Figure content listings:
╭──
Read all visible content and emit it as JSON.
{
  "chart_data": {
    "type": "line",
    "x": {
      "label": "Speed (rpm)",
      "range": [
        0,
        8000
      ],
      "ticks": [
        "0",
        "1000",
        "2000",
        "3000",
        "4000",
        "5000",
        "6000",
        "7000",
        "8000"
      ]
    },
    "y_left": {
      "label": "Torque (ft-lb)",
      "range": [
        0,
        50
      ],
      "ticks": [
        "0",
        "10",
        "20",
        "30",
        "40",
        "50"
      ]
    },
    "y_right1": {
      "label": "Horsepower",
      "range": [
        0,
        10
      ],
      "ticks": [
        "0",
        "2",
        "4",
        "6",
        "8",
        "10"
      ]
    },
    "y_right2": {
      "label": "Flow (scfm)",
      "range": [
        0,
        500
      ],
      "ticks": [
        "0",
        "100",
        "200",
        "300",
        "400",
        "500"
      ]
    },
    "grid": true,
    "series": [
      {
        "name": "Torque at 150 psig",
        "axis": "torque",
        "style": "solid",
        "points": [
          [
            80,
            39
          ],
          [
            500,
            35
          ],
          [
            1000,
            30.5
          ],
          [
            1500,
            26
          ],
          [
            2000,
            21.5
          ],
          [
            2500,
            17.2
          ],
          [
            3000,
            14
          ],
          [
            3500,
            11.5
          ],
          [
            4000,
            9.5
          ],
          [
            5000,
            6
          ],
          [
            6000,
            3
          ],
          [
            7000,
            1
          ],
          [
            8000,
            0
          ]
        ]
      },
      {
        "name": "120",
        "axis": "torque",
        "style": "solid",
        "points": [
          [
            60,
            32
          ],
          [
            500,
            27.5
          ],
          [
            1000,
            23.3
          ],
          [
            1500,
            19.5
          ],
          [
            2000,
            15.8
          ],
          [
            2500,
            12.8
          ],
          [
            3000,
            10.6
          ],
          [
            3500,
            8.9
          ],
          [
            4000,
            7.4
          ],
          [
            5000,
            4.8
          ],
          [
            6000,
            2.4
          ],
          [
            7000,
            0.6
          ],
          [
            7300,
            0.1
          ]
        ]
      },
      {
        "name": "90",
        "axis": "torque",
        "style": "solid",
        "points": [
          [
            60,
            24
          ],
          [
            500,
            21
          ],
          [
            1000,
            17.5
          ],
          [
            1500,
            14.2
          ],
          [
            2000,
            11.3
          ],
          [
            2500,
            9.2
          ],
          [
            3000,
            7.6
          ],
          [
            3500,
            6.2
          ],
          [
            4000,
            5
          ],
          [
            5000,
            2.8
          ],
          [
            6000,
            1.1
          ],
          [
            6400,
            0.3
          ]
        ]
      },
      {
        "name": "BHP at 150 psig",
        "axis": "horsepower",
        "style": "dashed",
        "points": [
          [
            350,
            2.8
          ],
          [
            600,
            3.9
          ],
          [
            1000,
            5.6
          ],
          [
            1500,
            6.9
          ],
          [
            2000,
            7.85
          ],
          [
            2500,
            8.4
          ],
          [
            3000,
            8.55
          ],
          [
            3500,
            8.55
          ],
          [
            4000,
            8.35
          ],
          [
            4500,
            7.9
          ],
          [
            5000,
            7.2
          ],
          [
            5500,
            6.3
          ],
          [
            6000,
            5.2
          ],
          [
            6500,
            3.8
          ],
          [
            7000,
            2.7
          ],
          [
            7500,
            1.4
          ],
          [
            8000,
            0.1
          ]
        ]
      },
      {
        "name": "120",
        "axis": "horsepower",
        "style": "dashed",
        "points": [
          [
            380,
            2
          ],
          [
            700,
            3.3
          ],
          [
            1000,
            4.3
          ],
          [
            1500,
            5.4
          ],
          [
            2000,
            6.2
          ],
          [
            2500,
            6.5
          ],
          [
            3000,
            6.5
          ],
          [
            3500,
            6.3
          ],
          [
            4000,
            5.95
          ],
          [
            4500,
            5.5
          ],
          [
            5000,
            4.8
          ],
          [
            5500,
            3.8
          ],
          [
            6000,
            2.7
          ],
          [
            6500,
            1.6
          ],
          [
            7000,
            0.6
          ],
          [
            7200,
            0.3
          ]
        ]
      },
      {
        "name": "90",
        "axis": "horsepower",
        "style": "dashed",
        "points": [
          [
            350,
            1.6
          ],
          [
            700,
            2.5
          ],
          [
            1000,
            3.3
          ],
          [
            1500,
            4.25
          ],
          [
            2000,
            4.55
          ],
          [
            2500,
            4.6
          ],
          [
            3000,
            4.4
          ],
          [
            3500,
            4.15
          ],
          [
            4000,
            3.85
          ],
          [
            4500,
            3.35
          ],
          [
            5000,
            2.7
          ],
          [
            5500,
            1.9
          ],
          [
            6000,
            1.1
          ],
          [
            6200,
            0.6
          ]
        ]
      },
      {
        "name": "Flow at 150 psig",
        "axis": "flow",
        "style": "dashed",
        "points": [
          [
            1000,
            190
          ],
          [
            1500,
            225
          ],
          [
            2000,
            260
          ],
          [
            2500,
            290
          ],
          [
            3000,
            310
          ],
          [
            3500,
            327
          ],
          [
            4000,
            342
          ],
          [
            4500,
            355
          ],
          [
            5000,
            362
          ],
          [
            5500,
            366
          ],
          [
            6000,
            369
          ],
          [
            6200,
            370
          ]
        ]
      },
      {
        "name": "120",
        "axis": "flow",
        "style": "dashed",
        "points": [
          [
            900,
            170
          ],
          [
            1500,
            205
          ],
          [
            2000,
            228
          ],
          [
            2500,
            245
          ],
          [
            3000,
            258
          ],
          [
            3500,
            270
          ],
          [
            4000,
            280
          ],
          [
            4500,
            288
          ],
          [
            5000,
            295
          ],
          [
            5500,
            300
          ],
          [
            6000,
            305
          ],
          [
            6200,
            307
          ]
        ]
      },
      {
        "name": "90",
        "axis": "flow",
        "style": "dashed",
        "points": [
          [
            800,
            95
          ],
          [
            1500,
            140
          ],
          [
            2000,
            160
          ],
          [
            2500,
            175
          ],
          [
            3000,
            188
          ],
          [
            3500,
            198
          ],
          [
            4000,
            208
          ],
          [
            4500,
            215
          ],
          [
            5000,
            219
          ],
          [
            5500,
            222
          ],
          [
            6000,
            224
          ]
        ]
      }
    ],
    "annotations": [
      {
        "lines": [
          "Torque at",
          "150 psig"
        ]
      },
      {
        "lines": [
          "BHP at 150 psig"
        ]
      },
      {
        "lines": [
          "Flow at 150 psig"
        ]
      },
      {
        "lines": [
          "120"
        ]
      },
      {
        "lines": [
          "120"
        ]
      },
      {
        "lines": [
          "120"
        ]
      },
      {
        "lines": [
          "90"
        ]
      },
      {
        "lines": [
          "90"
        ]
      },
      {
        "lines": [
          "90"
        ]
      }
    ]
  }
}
╰──
What to do
Copy out each record from above, exactly.

Reply to the exercise
Read all visible content and emit it as JSON.
{
  "chart_data": {
    "type": "line",
    "x": {
      "label": "Speed (rpm)",
      "range": [
        0,
        8000
      ],
      "ticks": [
        "0",
        "1000",
        "2000",
        "3000",
        "4000",
        "5000",
        "6000",
        "7000",
        "8000"
      ]
    },
    "y_left": {
      "label": "Torque (ft-lb)",
      "range": [
        0,
        50
      ],
      "ticks": [
        "0",
        "10",
        "20",
        "30",
        "40",
        "50"
      ]
    },
    "y_right1": {
      "label": "Horsepower",
      "range": [
        0,
        10
      ],
      "ticks": [
        "0",
        "2",
        "4",
        "6",
        "8",
        "10"
      ]
    },
    "y_right2": {
      "label": "Flow (scfm)",
      "range": [
        0,
        500
      ],
      "ticks": [
        "0",
        "100",
        "200",
        "300",
        "400",
        "500"
      ]
    },
    "grid": true,
    "series": [
      {
        "name": "Torque at 150 psig",
        "axis": "torque",
        "style": "solid",
        "points": [
          [
            80,
            39
          ],
          [
            500,
            35
          ],
          [
            1000,
            30.5
          ],
          [
            1500,
            26
          ],
          [
            2000,
            21.5
          ],
          [
            2500,
            17.2
          ],
          [
            3000,
            14
          ],
          [
            3500,
            11.5
          ],
          [
            4000,
            9.5
          ],
          [
            5000,
            6
          ],
          [
            6000,
            3
          ],
          [
            7000,
            1
          ],
          [
            8000,
            0
          ]
        ]
      },
      {
        "name": "120",
        "axis": "torque",
        "style": "solid",
        "points": [
          [
            60,
            32
          ],
          [
            500,
            27.5
          ],
          [
            1000,
            23.3
          ],
          [
            1500,
            19.5
          ],
          [
            2000,
            15.8
          ],
          [
            2500,
            12.8
          ],
          [
            3000,
            10.6
          ],
          [
            3500,
            8.9
          ],
          [
            4000,
            7.4
          ],
          [
            5000,
            4.8
          ],
          [
            6000,
            2.4
          ],
          [
            7000,
            0.6
          ],
          [
            7300,
            0.1
          ]
        ]
      },
      {
        "name": "90",
        "axis": "torque",
        "style": "solid",
        "points": [
          [
            60,
            24
          ],
          [
            500,
            21
          ],
          [
            1000,
            17.5
          ],
          [
            1500,
            14.2
          ],
          [
            2000,
            11.3
          ],
          [
            2500,
            9.2
          ],
          [
            3000,
            7.6
          ],
          [
            3500,
            6.2
          ],
          [
            4000,
            5
          ],
          [
            5000,
            2.8
          ],
          [
            6000,
            1.1
          ],
          [
            6400,
            0.3
          ]
        ]
      },
      {
        "name": "BHP at 150 psig",
        "axis": "horsepower",
        "style": "dashed",
        "points": [
          [
            350,
            2.8
          ],
          [
            600,
            3.9
          ],
          [
            1000,
            5.6
          ],
          [
            1500,
            6.9
          ],
          [
            2000,
            7.85
          ],
          [
            2500,
            8.4
          ],
          [
            3000,
            8.55
          ],
          [
            3500,
            8.55
          ],
          [
            4000,
            8.35
          ],
          [
            4500,
            7.9
          ],
          [
            5000,
            7.2
          ],
          [
            5500,
            6.3
          ],
          [
            6000,
            5.2
          ],
          [
            6500,
            3.8
          ],
          [
            7000,
            2.7
          ],
          [
            7500,
            1.4
          ],
          [
            8000,
            0.1
          ]
        ]
      },
      {
        "name": "120",
        "axis": "horsepower",
        "style": "dashed",
        "points": [
          [
            380,
            2
          ],
          [
            700,
            3.3
          ],
          [
            1000,
            4.3
          ],
          [
            1500,
            5.4
          ],
          [
            2000,
            6.2
          ],
          [
            2500,
            6.5
          ],
          [
            3000,
            6.5
          ],
          [
            3500,
            6.3
          ],
          [
            4000,
            5.95
          ],
          [
            4500,
            5.5
          ],
          [
            5000,
            4.8
          ],
          [
            5500,
            3.8
          ],
          [
            6000,
            2.7
          ],
          [
            6500,
            1.6
          ],
          [
            7000,
            0.6
          ],
          [
            7200,
            0.3
          ]
        ]
      },
      {
        "name": "90",
        "axis": "horsepower",
        "style": "dashed",
        "points": [
          [
            350,
            1.6
          ],
          [
            700,
            2.5
          ],
          [
            1000,
            3.3
          ],
          [
            1500,
            4.25
          ],
          [
            2000,
            4.55
          ],
          [
            2500,
            4.6
          ],
          [
            3000,
            4.4
          ],
          [
            3500,
            4.15
          ],
          [
            4000,
            3.85
          ],
          [
            4500,
            3.35
          ],
          [
            5000,
            2.7
          ],
          [
            5500,
            1.9
          ],
          [
            6000,
            1.1
          ],
          [
            6200,
            0.6
          ]
        ]
      },
      {
        "name": "Flow at 150 psig",
        "axis": "flow",
        "style": "dashed",
        "points": [
          [
            1000,
            190
          ],
          [
            1500,
            225
          ],
          [
            2000,
            260
          ],
          [
            2500,
            290
          ],
          [
            3000,
            310
          ],
          [
            3500,
            327
          ],
          [
            4000,
            342
          ],
          [
            4500,
            355
          ],
          [
            5000,
            362
          ],
          [
            5500,
            366
          ],
          [
            6000,
            369
          ],
          [
            6200,
            370
          ]
        ]
      },
      {
        "name": "120",
        "axis": "flow",
        "style": "dashed",
        "points": [
          [
            900,
            170
          ],
          [
            1500,
            205
          ],
          [
            2000,
            228
          ],
          [
            2500,
            245
          ],
          [
            3000,
            258
          ],
          [
            3500,
            270
          ],
          [
            4000,
            280
          ],
          [
            4500,
            288
          ],
          [
            5000,
            295
          ],
          [
            5500,
            300
          ],
          [
            6000,
            305
          ],
          [
            6200,
            307
          ]
        ]
      },
      {
        "name": "90",
        "axis": "flow",
        "style": "dashed",
        "points": [
          [
            800,
            95
          ],
          [
            1500,
            140
          ],
          [
            2000,
            160
          ],
          [
            2500,
            175
          ],
          [
            3000,
            188
          ],
          [
            3500,
            198
          ],
          [
            4000,
            208
          ],
          [
            4500,
            215
          ],
          [
            5000,
            219
          ],
          [
            5500,
            222
          ],
          [
            6000,
            224
          ]
        ]
      }
    ],
    "annotations": [
      {
        "lines": [
          "Torque at",
          "150 psig"
        ]
      },
      {
        "lines": [
          "BHP at 150 psig"
        ]
      },
      {
        "lines": [
          "Flow at 150 psig"
        ]
      },
      {
        "lines": [
          "120"
        ]
      },
      {
        "lines": [
          "120"
        ]
      },
      {
        "lines": [
          "120"
        ]
      },
      {
        "lines": [
          "90"
        ]
      },
      {
        "lines": [
          "90"
        ]
      },
      {
        "lines": [
          "90"
        ]
      }
    ]
  }
}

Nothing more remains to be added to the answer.